Set problem:
Give the count of lines containing the string "حالة", with no other output.

Records for this exercise:
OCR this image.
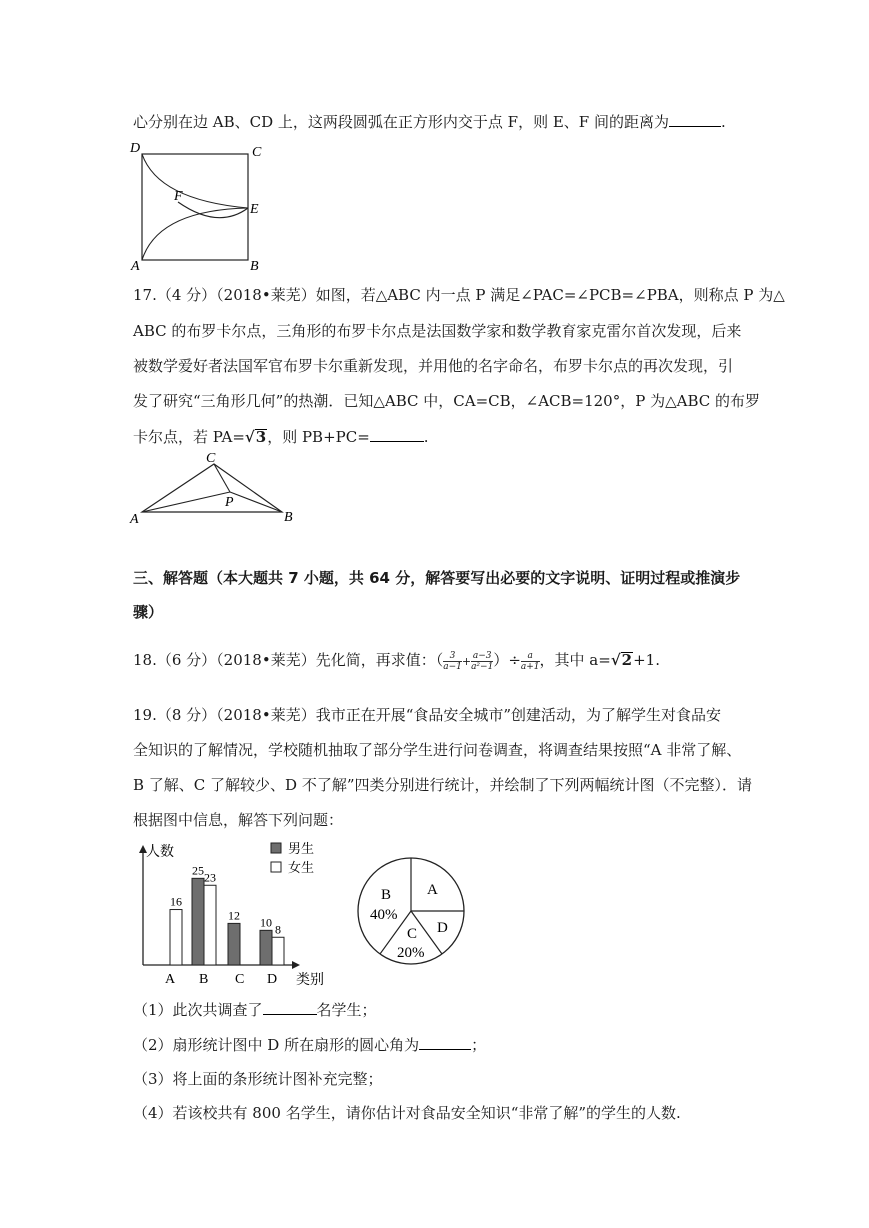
心分别在边 AB、CD 上，这两段圆弧在正方形内交于点 F，则 E、F 间的距离为	.
D	C
F
E
A	B
17.（4 分）（2018•莱芜）如图，若△ABC 内一点 P 满足∠PAC=∠PCB=∠PBA，则称点 P 为△
ABC 的布罗卡尔点，三角形的布罗卡尔点是法国数学家和数学教育家克雷尔首次发现，后来
被数学爱好者法国军官布罗卡尔重新发现，并用他的名字命名，布罗卡尔点的再次发现，引
发了研究“三角形几何”的热潮．已知△ABC 中，CA=CB，∠ACB=120°，P 为△ABC 的布罗
卡尔点，若 PA=√3，则 PB+PC=	.
C
P
A	B
三、解答题（本大题共 7 小题，共 64 分，解答要写出必要的文字说明、证明过程或推演步
骤）
18.（6 分）（2018•莱芜）先化简，再求值：（ $\frac{3}{a-1} + \frac{a-3}{\text{a²−1}}$ ）÷ $\frac{a}{a+1}$ ，其中 a=√2+1.
19.（8 分）（2018•莱芜）我市正在开展“食品安全城市”创建活动，为了解学生对食品安
全知识的了解情况，学校随机抽取了部分学生进行问卷调查，将调查结果按照“A 非常了解、
B 了解、C 了解较少、D 不了解”四类分别进行统计，并绘制了下列两幅统计图（不完整）．请
根据图中信息，解答下列问题：
人数
类别
16
25 23
12 10 8
男生
女生
A B C D
A
B
40%
D
C
20%
（1）此次共调查了	名学生；
（2）扇形统计图中 D 所在扇形的圆心角为	；
（3）将上面的条形统计图补充完整；
（4）若该校共有 800 名学生，请你估计对食品安全知识“非常了解”的学生的人数.
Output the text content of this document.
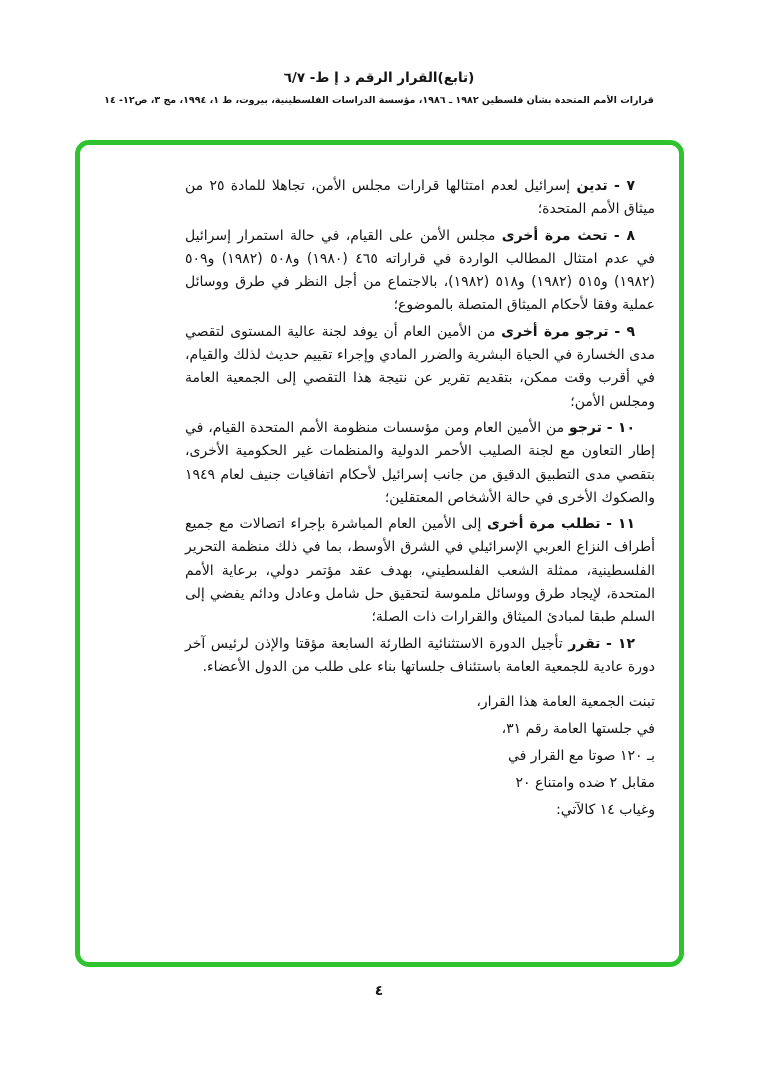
(تابع)القرار الرقم د إ ط- ٦/٧
قرارات الأمم المتحدة بشأن فلسطين ١٩٨٢ ـ ١٩٨٦، مؤسسة الدراسات الفلسطينية، بيروت، ط ١، ١٩٩٤، مج ٣، ص١٢- ١٤

٧ - تدين إسرائيل لعدم امتثالها قرارات مجلس الأمن، تجاهلا للمادة ٢٥ من ميثاق الأمم المتحدة؛

٨ - تحث مرة أخرى مجلس الأمن على القيام، في حالة استمرار إسرائيل في عدم امتثال المطالب الواردة في قراراته ٤٦٥ (١٩٨٠) و٥٠٨ (١٩٨٢) و٥٠٩ (١٩٨٢) و٥١٥ (١٩٨٢) و٥١٨ (١٩٨٢)، بالاجتماع من أجل النظر في طرق ووسائل عملية وفقا لأحكام الميثاق المتصلة بالموضوع؛

٩ - ترجو مرة أخرى من الأمين العام أن يوفد لجنة عالية المستوى لتقصي مدى الخسارة في الحياة البشرية والضرر المادي وإجراء تقييم حديث لذلك والقيام، في أقرب وقت ممكن، بتقديم تقرير عن نتيجة هذا التقصي إلى الجمعية العامة ومجلس الأمن؛

١٠ - ترجو من الأمين العام ومن مؤسسات منظومة الأمم المتحدة القيام، في إطار التعاون مع لجنة الصليب الأحمر الدولية والمنظمات غير الحكومية الأخرى، بتقصي مدى التطبيق الدقيق من جانب إسرائيل لأحكام اتفاقيات جنيف لعام ١٩٤٩ والصكوك الأخرى في حالة الأشخاص المعتقلين؛

١١ - تطلب مرة أخرى إلى الأمين العام المباشرة بإجراء اتصالات مع جميع أطراف النزاع العربي الإسرائيلي في الشرق الأوسط، بما في ذلك منظمة التحرير الفلسطينية، ممثلة الشعب الفلسطيني، بهدف عقد مؤتمر دولي، برعاية الأمم المتحدة، لإيجاد طرق ووسائل ملموسة لتحقيق حل شامل وعادل ودائم يفضي إلى السلم طبقا لمبادئ الميثاق والقرارات ذات الصلة؛

١٢ - تقرر تأجيل الدورة الاستثنائية الطارئة السابعة مؤقتا والإذن لرئيس آخر دورة عادية للجمعية العامة باستئناف جلساتها بناء على طلب من الدول الأعضاء.

تبنت الجمعية العامة هذا القرار،
في جلستها العامة رقم ٣١،
بـ ١٢٠ صوتا مع القرار في
مقابل ٢ ضده وامتناع ٢٠
وغياب ١٤ كالآتي:
٤
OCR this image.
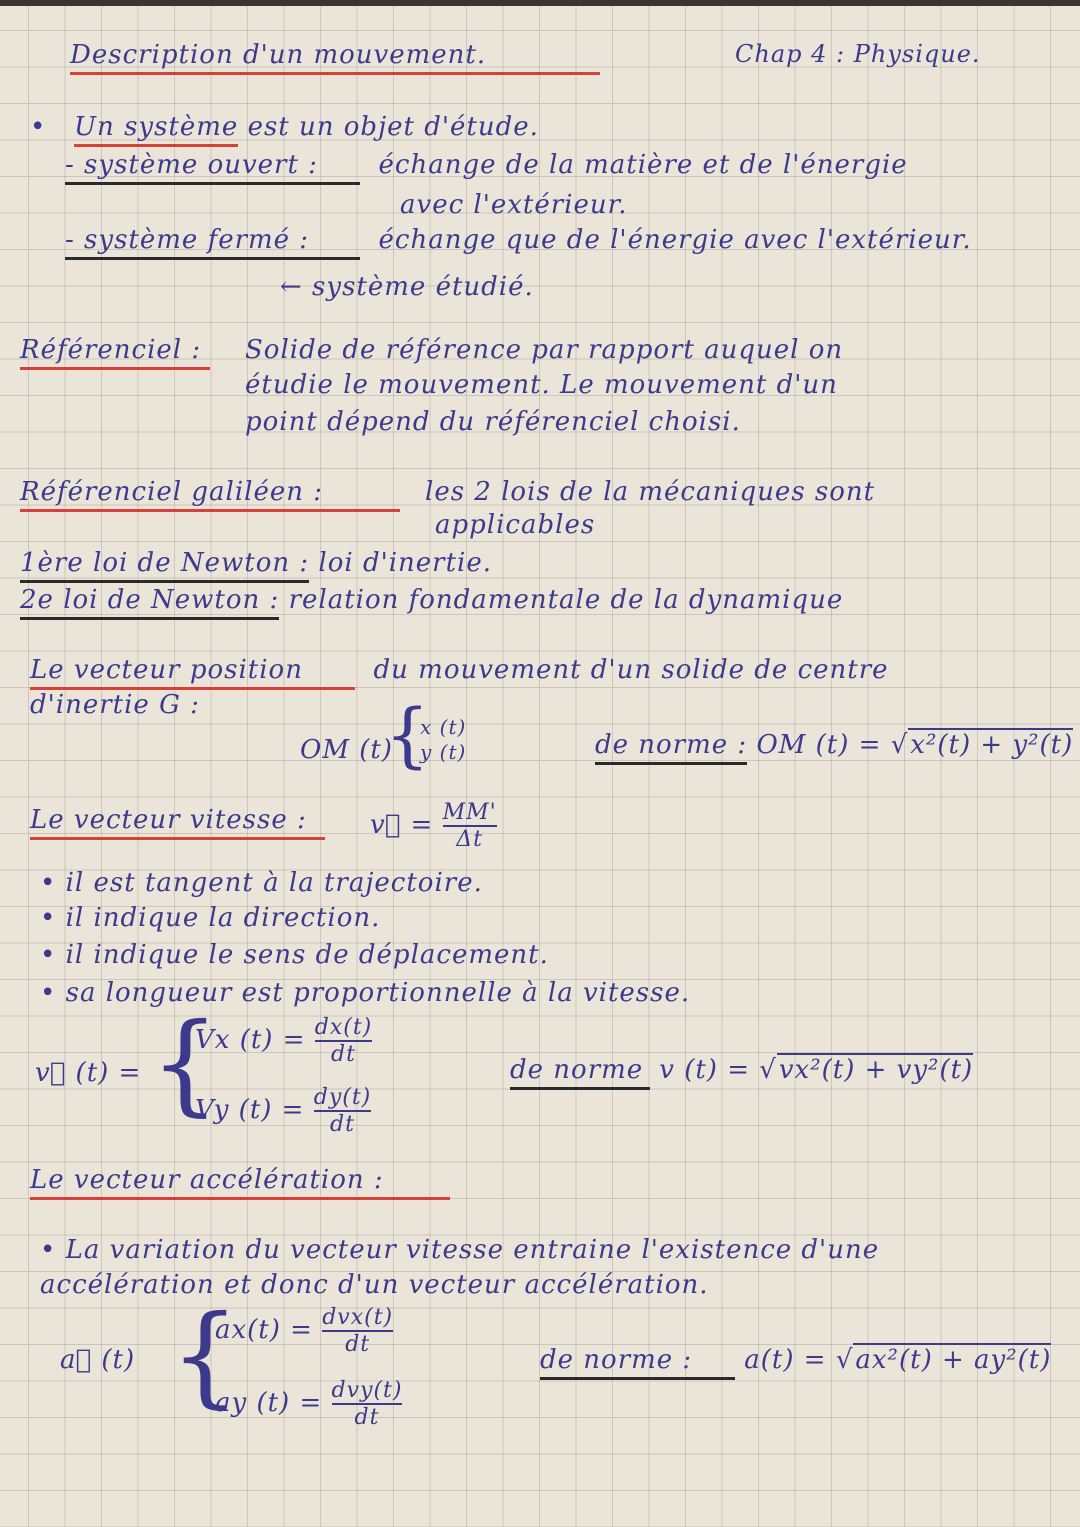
Description d'un mouvement.	Chap 4 : Physique.
•   Un système est un objet d'étude.
- système ouvert : échange de la matière et de l'énergie
avec l'extérieur.
- système fermé :	échange que de l'énergie avec l'extérieur.
← système étudié.
Référenciel :	Solide de référence par rapport auquel on
étudie le mouvement. Le mouvement d'un
point dépend du référenciel choisi.
Référenciel galiléen :	les 2 lois de la mécaniques sont
applicables
1ère loi de Newton : loi d'inertie.
2e loi de Newton : relation fondamentale de la dynamique
Le vecteur position	du mouvement d'un solide de centre
d'inertie G :
OM (t)
{
x (t)
y (t)	de norme : OM (t) = √x²(t) + y²(t)
Le vecteur vitesse :	v⃗ = $\frac{MM'}{\Delta t}$
• il est tangent à la trajectoire.
• il indique la direction.
• il indique le sens de déplacement.
• sa longueur est proportionnelle à la vitesse.
v⃗ (t) = {
Vx $(t) = \frac{dx(t)}{dt}$
Vy $(t) = \frac{dy(t)}{dt}$
de norme v (t) = √vx²(t) + vy²(t)
Le vecteur accélération :
• La variation du vecteur vitesse entraine l'existence d'une
accélération et donc d'un vecteur accélération.
a⃗ (t) {
$ax(t) = \frac{\text{dvx(t)}}{dt}$
ay $(t) = \frac{\text{dvy(t)}}{dt}$
de norme : a(t) = √ax²(t) + ay²(t)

Answer for the task:
2